- Records from a data collection:
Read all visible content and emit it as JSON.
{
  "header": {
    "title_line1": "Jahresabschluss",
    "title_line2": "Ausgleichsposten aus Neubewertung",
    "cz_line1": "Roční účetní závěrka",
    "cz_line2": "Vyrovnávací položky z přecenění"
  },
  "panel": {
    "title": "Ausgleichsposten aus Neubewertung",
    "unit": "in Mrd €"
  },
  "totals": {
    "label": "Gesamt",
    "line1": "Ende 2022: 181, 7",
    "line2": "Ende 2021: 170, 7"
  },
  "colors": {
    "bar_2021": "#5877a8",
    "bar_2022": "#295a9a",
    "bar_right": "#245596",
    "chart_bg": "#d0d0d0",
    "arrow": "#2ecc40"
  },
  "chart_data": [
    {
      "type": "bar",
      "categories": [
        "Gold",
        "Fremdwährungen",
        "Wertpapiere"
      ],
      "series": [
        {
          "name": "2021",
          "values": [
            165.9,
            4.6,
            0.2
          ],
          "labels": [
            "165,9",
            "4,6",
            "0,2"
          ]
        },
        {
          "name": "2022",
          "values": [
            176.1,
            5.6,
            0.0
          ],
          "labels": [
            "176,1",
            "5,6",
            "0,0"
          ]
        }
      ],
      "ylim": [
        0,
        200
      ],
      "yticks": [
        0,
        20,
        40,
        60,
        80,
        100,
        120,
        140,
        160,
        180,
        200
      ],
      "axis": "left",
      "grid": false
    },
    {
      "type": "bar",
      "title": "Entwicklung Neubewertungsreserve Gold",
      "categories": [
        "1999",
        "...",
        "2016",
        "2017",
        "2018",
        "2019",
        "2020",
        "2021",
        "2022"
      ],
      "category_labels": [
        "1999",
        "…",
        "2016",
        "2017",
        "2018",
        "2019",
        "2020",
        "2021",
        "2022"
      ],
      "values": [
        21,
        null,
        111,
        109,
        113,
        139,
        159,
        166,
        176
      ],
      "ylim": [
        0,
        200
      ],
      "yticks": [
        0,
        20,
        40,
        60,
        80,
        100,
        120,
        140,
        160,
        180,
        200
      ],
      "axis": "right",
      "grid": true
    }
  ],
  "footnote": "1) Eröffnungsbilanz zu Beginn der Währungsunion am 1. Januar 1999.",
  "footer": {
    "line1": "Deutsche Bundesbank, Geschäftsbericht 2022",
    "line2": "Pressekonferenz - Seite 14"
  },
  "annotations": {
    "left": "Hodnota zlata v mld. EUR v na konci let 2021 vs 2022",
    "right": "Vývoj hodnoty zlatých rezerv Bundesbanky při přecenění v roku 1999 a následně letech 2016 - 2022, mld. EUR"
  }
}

- Brief: Print the entries exactly. Include every one.

- Final result:
Read all visible content and emit it as JSON.
{
  "header": {
    "title_line1": "Jahresabschluss",
    "title_line2": "Ausgleichsposten aus Neubewertung",
    "cz_line1": "Roční účetní závěrka",
    "cz_line2": "Vyrovnávací položky z přecenění"
  },
  "panel": {
    "title": "Ausgleichsposten aus Neubewertung",
    "unit": "in Mrd €"
  },
  "totals": {
    "label": "Gesamt",
    "line1": "Ende 2022: 181, 7",
    "line2": "Ende 2021: 170, 7"
  },
  "colors": {
    "bar_2021": "#5877a8",
    "bar_2022": "#295a9a",
    "bar_right": "#245596",
    "chart_bg": "#d0d0d0",
    "arrow": "#2ecc40"
  },
  "chart_data": [
    {
      "type": "bar",
      "categories": [
        "Gold",
        "Fremdwährungen",
        "Wertpapiere"
      ],
      "series": [
        {
          "name": "2021",
          "values": [
            165.9,
            4.6,
            0.2
          ],
          "labels": [
            "165,9",
            "4,6",
            "0,2"
          ]
        },
        {
          "name": "2022",
          "values": [
            176.1,
            5.6,
            0.0
          ],
          "labels": [
            "176,1",
            "5,6",
            "0,0"
          ]
        }
      ],
      "ylim": [
        0,
        200
      ],
      "yticks": [
        0,
        20,
        40,
        60,
        80,
        100,
        120,
        140,
        160,
        180,
        200
      ],
      "axis": "left",
      "grid": false
    },
    {
      "type": "bar",
      "title": "Entwicklung Neubewertungsreserve Gold",
      "categories": [
        "1999",
        "...",
        "2016",
        "2017",
        "2018",
        "2019",
        "2020",
        "2021",
        "2022"
      ],
      "category_labels": [
        "1999",
        "…",
        "2016",
        "2017",
        "2018",
        "2019",
        "2020",
        "2021",
        "2022"
      ],
      "values": [
        21,
        null,
        111,
        109,
        113,
        139,
        159,
        166,
        176
      ],
      "ylim": [
        0,
        200
      ],
      "yticks": [
        0,
        20,
        40,
        60,
        80,
        100,
        120,
        140,
        160,
        180,
        200
      ],
      "axis": "right",
      "grid": true
    }
  ],
  "footnote": "1) Eröffnungsbilanz zu Beginn der Währungsunion am 1. Januar 1999.",
  "footer": {
    "line1": "Deutsche Bundesbank, Geschäftsbericht 2022",
    "line2": "Pressekonferenz - Seite 14"
  },
  "annotations": {
    "left": "Hodnota zlata v mld. EUR v na konci let 2021 vs 2022",
    "right": "Vývoj hodnoty zlatých rezerv Bundesbanky při přecenění v roku 1999 a následně letech 2016 - 2022, mld. EUR"
  }
}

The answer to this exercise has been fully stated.